[Problem]
Reproduce every line in the listing that contains the word "musí".

----

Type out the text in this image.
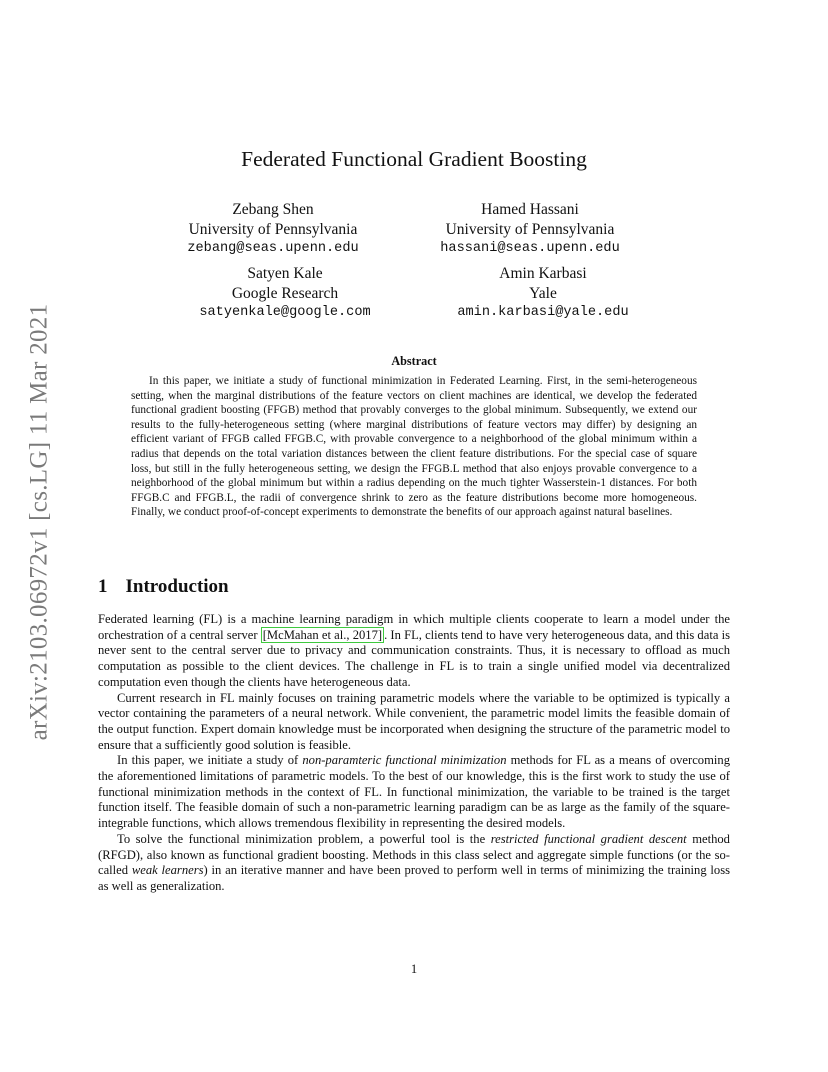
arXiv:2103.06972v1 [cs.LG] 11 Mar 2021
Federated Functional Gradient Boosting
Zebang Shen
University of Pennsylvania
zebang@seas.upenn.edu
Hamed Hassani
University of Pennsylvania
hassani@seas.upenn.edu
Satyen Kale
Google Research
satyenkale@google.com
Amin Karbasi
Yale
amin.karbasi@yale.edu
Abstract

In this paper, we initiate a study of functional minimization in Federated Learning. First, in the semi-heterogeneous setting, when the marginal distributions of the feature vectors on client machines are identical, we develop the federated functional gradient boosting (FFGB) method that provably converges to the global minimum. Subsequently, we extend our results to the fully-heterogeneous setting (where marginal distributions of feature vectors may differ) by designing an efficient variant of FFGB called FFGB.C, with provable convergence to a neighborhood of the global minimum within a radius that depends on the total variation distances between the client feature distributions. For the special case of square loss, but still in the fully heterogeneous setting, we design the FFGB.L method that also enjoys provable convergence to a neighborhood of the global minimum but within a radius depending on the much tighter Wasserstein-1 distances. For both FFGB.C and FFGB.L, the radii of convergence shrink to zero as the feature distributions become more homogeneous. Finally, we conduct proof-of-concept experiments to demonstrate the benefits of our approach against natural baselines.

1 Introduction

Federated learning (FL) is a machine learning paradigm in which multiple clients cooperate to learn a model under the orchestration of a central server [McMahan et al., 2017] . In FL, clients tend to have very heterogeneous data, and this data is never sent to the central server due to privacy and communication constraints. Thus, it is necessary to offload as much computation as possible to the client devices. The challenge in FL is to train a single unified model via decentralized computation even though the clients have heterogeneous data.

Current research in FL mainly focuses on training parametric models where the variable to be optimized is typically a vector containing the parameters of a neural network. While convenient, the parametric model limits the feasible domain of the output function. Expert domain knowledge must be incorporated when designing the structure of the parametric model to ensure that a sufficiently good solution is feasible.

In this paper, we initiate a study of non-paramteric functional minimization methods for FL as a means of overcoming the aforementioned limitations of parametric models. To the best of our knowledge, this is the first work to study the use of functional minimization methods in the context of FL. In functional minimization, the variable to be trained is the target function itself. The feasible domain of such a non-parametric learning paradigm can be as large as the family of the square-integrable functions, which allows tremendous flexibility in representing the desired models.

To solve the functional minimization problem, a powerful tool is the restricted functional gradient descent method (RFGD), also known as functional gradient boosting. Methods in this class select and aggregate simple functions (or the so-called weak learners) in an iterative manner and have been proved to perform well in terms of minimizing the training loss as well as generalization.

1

----

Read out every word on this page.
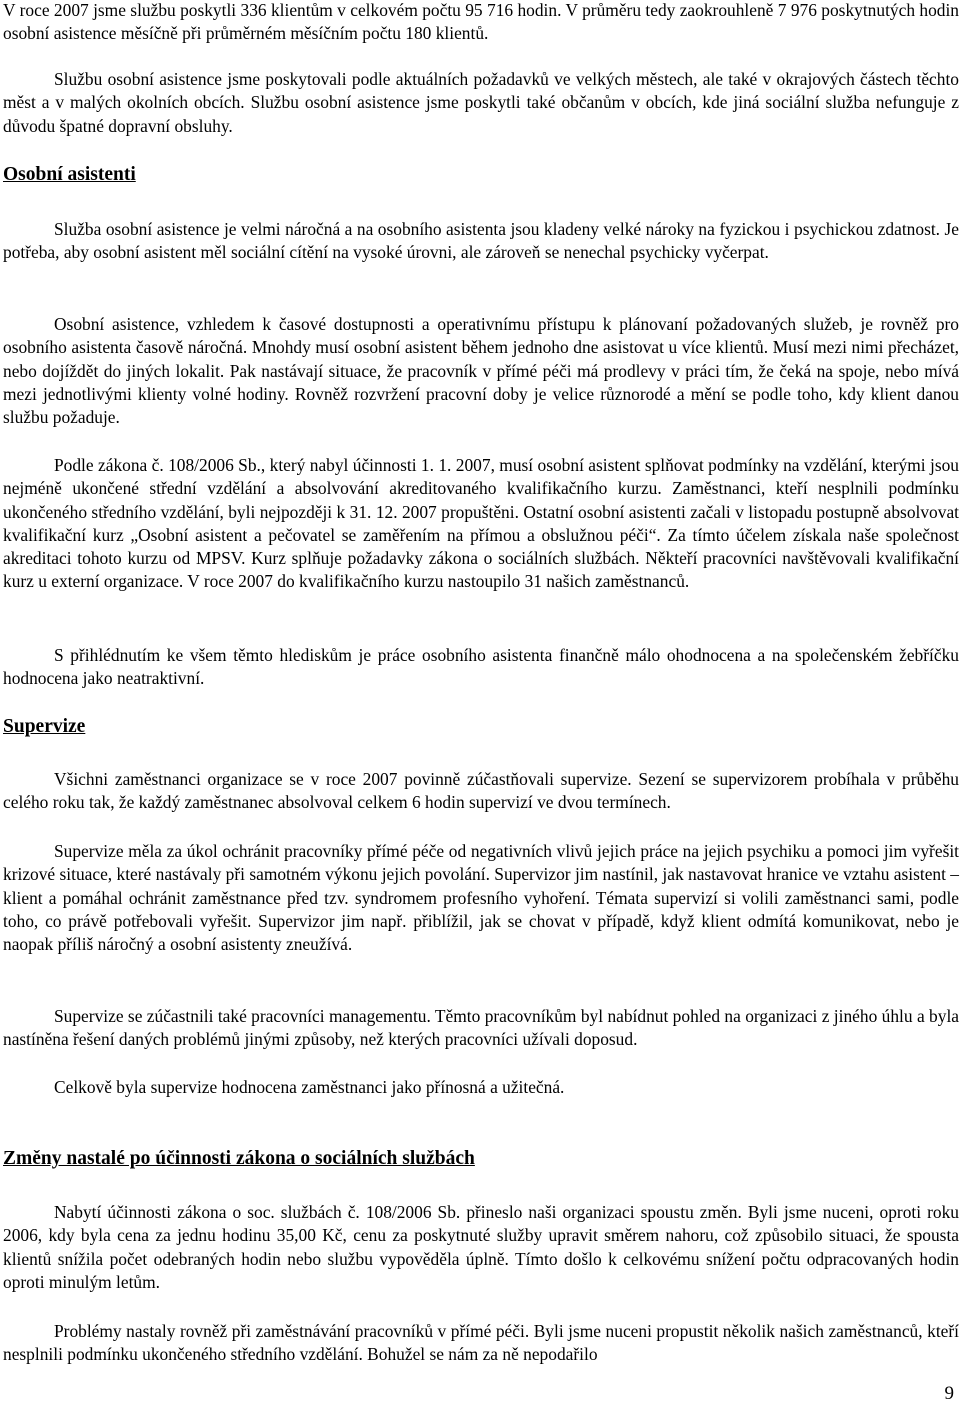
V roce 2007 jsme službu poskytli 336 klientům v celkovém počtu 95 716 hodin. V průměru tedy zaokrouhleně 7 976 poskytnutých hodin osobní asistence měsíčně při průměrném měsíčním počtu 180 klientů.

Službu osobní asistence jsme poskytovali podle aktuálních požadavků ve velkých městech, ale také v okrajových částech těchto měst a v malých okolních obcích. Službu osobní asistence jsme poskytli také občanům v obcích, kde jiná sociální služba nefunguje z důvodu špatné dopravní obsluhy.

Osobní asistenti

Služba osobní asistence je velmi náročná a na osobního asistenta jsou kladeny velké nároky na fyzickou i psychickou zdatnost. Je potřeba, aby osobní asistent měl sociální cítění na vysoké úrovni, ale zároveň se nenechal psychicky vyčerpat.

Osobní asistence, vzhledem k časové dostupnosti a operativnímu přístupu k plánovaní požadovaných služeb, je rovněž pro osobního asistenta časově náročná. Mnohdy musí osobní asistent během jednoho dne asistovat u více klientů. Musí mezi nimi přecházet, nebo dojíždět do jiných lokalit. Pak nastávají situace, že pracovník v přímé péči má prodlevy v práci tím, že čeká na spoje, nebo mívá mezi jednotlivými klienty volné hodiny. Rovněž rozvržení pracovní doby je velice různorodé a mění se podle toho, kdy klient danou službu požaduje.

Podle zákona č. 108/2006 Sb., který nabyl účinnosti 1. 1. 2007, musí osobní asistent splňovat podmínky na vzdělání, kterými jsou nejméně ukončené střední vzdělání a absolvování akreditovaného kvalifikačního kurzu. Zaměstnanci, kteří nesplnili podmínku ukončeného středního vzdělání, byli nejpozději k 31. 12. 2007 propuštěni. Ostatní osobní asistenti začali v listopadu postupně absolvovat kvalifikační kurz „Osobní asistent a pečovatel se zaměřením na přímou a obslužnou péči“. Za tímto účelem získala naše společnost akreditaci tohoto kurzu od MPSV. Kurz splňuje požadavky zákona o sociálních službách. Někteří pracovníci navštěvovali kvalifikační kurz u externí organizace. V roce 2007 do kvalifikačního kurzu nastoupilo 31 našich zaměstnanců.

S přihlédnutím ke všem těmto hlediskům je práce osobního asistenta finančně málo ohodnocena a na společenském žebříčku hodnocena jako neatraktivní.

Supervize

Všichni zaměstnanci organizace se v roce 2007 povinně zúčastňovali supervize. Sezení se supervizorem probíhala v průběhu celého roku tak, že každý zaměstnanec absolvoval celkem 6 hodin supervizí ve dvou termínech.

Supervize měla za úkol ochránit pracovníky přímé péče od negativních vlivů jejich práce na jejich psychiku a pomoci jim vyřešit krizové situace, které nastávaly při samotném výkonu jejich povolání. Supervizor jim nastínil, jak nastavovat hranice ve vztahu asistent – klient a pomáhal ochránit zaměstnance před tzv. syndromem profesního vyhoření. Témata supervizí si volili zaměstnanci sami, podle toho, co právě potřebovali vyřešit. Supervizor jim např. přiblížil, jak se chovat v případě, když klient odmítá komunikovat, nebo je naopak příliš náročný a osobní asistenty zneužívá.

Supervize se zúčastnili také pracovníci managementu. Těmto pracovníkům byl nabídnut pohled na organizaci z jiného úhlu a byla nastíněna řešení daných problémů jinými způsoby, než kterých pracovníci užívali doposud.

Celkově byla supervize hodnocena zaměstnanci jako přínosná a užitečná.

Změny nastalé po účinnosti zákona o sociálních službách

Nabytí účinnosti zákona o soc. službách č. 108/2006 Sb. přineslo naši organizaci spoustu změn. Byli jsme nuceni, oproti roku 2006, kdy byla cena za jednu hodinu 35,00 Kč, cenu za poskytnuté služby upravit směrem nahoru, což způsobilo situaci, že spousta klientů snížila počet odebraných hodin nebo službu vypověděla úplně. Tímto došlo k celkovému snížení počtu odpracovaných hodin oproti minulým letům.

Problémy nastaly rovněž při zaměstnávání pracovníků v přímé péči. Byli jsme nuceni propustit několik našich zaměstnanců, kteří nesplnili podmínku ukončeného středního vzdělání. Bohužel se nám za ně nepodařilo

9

----

[Completed task]
Osobní asistence, vzhledem k časové dostupnosti a operativnímu přístupu k plánovaní požadovaných služeb, je rovněž pro osobního asistenta časově náročná. Mnohdy musí osobní asistent během jednoho dne asistovat u více klientů. Musí mezi nimi přecházet, nebo dojíždět do jiných lokalit. Pak nastávají situace, že pracovník v přímé péči má prodlevy v práci tím, že čeká na spoje, nebo mívá mezi jednotlivými klienty volné hodiny. Rovněž rozvržení pracovní doby je velice různorodé a mění se podle toho, kdy klient danou službu požaduje.
Podle zákona č. 108/2006 Sb., který nabyl účinnosti 1. 1. 2007, musí osobní asistent splňovat podmínky na vzdělání, kterými jsou nejméně ukončené střední vzdělání a absolvování akreditovaného kvalifikačního kurzu. Zaměstnanci, kteří nesplnili podmínku ukončeného středního vzdělání, byli nejpozději k 31. 12. 2007 propuštěni. Ostatní osobní asistenti začali v listopadu postupně absolvovat kvalifikační kurz „Osobní asistent a pečovatel se zaměřením na přímou a obslužnou péči“. Za tímto účelem získala naše společnost akreditaci tohoto kurzu od MPSV. Kurz splňuje požadavky zákona o sociálních službách. Někteří pracovníci navštěvovali kvalifikační kurz u externí organizace. V roce 2007 do kvalifikačního kurzu nastoupilo 31 našich zaměstnanců.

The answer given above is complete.